■ Exercise brief: Where a line of the listing below includes the word "Vaata", reproduce that line.
-- Begin Input for this task --
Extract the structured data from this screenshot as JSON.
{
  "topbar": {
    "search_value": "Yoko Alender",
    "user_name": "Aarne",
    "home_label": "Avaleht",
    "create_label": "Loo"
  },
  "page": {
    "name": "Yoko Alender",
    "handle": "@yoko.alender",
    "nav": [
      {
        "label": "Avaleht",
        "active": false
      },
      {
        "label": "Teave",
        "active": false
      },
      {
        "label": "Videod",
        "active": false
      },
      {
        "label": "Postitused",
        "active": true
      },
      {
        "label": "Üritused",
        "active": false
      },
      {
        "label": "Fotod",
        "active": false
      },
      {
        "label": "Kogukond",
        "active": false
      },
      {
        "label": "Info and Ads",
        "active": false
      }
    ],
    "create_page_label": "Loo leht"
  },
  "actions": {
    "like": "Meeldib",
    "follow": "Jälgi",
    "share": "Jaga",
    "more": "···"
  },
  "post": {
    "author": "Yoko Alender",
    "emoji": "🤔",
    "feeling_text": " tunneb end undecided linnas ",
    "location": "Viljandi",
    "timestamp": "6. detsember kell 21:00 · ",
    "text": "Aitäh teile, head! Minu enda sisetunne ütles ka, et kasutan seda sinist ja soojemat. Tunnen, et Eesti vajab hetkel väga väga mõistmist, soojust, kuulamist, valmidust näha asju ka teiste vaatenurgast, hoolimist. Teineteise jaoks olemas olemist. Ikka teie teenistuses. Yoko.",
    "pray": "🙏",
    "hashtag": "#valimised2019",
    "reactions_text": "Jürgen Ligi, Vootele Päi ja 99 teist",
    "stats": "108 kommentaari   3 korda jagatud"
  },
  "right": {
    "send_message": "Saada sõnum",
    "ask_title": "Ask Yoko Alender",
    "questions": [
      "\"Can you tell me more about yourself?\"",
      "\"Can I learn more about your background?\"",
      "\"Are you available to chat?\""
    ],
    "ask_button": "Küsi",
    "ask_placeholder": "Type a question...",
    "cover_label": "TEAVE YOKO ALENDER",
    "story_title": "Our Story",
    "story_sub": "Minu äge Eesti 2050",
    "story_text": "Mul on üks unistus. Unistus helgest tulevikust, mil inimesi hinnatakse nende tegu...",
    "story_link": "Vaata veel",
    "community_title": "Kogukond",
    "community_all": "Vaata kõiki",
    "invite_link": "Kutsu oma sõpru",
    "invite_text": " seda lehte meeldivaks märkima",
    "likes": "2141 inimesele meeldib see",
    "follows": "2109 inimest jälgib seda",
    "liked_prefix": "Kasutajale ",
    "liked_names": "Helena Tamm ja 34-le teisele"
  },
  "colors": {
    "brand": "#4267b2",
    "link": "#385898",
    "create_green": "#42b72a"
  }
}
-- End Input for this task --
■ Answer for the task:
    "story_link": "Vaata veel",
    "community_all": "Vaata kõiki",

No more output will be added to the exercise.